TASK TO CARRY OUT => Determine how many lines include the string "Niederschlagsmenge". Output that number only.

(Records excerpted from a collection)
#####

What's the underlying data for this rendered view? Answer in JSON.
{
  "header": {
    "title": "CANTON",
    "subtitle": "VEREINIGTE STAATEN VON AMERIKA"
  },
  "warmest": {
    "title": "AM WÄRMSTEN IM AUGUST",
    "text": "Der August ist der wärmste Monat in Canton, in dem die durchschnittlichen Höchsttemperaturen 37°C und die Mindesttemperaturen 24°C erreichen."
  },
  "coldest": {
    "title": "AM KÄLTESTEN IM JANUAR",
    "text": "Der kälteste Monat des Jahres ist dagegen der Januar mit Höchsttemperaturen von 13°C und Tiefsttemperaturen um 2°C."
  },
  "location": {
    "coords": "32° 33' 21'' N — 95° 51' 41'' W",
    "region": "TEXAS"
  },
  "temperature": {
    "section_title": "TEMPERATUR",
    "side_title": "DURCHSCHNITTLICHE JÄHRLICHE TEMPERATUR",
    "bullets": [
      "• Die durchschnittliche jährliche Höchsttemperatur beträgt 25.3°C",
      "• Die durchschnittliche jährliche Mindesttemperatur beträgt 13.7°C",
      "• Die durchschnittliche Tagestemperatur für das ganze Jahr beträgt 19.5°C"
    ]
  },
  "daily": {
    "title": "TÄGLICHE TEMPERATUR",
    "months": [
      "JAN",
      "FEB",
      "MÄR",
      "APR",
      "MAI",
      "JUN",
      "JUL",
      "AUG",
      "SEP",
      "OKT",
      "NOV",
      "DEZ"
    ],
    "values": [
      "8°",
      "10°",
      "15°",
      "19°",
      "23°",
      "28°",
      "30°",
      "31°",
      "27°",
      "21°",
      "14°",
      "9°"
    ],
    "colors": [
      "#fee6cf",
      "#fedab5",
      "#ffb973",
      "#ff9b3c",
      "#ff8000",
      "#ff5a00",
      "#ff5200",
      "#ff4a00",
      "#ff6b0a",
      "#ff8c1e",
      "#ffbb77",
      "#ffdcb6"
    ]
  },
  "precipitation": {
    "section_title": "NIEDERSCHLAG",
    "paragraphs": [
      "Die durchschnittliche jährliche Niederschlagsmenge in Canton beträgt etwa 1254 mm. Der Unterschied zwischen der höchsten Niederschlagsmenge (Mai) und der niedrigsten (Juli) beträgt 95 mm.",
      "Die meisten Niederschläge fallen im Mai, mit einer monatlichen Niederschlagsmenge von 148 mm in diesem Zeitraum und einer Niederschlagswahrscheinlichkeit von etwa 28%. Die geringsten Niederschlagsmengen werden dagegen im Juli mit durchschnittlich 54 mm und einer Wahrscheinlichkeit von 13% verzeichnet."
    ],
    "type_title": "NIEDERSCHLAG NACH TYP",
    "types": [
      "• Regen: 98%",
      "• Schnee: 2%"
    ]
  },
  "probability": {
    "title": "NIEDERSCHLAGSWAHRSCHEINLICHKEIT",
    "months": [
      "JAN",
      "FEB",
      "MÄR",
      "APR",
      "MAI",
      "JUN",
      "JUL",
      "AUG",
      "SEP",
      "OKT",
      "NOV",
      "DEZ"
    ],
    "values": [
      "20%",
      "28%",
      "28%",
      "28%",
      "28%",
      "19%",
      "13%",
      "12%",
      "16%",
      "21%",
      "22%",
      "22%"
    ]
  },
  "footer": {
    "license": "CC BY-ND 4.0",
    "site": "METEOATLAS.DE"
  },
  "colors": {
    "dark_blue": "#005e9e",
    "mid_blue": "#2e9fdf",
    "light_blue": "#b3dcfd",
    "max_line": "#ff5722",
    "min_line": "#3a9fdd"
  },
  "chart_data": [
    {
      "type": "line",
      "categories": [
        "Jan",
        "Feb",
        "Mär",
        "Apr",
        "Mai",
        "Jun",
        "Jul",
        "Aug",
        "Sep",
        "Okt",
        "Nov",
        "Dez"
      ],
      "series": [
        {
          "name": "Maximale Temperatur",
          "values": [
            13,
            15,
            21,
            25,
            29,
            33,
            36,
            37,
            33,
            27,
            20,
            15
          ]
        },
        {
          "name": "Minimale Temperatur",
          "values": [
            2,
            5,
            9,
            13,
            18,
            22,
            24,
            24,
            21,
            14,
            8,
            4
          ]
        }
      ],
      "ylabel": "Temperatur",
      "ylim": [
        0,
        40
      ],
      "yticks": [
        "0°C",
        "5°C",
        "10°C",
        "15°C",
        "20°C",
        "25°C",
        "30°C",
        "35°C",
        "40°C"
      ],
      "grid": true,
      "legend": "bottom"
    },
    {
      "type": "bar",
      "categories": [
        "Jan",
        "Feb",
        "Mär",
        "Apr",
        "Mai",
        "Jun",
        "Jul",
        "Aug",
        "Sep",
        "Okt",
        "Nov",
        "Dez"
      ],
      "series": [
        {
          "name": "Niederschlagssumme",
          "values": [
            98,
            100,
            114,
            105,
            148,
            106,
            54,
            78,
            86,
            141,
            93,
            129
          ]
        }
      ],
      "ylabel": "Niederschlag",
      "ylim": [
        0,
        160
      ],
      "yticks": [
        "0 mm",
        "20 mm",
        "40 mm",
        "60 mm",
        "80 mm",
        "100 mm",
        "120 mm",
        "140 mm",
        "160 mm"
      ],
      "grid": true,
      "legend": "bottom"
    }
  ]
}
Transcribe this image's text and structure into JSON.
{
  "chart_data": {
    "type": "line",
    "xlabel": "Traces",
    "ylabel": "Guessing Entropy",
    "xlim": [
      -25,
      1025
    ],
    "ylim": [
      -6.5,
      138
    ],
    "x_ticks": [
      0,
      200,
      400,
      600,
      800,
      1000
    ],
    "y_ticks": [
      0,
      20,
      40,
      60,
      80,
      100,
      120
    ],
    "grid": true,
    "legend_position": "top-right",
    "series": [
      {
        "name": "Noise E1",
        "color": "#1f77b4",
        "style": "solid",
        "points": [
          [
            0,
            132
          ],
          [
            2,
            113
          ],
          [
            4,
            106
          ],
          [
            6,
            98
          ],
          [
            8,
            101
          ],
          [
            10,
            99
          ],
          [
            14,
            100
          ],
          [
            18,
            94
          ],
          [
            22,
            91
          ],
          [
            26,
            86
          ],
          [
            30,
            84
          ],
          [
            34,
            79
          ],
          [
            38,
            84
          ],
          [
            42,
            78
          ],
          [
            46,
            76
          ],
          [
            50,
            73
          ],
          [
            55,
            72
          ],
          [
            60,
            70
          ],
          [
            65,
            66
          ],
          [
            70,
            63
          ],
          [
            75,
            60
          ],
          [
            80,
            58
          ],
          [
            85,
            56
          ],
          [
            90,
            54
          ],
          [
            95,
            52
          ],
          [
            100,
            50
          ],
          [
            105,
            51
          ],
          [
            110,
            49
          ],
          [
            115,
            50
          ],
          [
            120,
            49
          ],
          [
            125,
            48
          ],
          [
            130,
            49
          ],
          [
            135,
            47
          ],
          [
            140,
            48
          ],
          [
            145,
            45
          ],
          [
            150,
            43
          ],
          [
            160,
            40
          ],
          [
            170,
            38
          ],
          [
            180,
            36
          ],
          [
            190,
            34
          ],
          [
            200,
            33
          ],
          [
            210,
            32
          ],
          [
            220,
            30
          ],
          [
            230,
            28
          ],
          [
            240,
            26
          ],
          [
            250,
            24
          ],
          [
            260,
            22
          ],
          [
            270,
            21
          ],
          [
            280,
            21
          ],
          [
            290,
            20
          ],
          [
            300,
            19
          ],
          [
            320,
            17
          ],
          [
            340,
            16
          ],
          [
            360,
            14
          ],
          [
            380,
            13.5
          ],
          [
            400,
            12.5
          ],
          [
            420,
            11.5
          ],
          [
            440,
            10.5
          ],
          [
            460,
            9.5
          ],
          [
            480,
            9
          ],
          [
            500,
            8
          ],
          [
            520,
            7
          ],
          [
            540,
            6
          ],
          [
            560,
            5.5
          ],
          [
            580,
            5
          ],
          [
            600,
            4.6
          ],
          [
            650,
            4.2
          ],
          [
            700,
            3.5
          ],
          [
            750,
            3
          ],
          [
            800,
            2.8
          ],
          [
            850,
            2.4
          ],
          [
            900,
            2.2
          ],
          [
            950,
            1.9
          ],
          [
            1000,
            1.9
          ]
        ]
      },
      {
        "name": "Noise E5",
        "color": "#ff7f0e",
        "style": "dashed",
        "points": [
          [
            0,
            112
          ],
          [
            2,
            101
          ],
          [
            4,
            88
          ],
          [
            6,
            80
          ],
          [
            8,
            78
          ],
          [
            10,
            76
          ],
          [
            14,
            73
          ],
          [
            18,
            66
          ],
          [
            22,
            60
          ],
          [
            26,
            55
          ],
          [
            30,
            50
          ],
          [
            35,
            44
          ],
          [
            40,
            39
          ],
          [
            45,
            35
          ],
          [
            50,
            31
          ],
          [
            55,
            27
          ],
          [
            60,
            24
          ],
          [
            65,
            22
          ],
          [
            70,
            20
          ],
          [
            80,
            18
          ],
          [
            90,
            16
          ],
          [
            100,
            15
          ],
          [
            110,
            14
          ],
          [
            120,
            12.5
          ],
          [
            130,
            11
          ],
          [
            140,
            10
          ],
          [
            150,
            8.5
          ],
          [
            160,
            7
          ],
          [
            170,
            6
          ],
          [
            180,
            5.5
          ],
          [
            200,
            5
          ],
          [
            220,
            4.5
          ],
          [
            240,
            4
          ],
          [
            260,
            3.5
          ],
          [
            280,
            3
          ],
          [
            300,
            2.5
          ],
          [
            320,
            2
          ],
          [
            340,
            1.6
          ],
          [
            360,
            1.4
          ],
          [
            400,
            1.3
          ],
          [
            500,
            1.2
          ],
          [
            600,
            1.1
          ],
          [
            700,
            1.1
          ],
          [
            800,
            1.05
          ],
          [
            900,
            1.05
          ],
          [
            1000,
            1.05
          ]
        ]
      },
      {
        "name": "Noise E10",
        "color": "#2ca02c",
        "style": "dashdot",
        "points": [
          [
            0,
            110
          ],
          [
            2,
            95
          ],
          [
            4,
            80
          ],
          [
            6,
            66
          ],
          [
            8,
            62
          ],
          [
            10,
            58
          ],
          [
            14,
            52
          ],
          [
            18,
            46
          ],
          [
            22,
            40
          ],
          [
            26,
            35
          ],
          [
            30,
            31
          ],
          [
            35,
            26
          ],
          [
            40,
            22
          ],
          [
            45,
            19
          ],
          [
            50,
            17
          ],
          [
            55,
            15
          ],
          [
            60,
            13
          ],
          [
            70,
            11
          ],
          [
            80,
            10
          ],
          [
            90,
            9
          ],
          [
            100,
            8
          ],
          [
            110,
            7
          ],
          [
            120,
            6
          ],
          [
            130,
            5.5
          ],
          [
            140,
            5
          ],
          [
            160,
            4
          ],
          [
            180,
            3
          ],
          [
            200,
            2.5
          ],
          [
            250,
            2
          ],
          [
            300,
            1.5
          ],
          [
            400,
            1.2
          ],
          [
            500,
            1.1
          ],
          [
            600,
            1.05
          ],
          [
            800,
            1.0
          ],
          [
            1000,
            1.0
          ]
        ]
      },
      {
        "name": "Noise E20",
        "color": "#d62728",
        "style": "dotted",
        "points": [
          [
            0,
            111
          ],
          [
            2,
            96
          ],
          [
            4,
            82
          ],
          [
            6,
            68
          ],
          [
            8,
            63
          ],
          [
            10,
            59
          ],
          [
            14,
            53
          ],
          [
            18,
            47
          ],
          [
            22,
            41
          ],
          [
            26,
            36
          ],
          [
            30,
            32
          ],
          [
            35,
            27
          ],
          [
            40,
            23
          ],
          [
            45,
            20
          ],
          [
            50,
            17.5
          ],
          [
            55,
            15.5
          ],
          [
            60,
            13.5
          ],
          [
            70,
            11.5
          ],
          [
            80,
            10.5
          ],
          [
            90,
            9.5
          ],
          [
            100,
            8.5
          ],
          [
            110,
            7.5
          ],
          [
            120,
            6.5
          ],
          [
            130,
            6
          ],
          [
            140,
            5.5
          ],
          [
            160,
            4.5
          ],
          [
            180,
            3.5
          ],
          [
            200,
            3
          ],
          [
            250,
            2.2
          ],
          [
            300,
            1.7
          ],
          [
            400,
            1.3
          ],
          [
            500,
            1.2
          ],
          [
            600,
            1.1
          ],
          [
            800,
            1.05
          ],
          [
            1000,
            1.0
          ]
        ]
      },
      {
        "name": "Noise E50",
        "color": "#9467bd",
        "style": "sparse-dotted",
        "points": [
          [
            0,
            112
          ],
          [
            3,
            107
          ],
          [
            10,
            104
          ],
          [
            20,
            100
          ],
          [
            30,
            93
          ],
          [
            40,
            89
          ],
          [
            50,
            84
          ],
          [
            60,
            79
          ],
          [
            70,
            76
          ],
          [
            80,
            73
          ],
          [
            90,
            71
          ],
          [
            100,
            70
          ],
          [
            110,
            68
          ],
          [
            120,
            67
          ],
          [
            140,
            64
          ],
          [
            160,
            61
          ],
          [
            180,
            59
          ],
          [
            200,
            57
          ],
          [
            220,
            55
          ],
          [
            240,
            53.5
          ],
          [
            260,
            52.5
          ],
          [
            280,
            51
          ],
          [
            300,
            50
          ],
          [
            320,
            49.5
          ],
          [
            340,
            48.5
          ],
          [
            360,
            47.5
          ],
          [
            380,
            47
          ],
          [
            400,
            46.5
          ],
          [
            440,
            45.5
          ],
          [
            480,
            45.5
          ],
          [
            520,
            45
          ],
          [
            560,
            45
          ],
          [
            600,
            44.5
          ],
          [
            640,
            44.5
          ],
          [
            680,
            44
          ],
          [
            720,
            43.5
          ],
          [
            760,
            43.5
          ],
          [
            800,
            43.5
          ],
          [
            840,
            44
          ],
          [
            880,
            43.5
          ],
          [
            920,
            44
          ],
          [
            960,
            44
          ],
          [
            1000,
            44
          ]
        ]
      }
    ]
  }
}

#####

RESULT FOR THIS EXERCISE => 2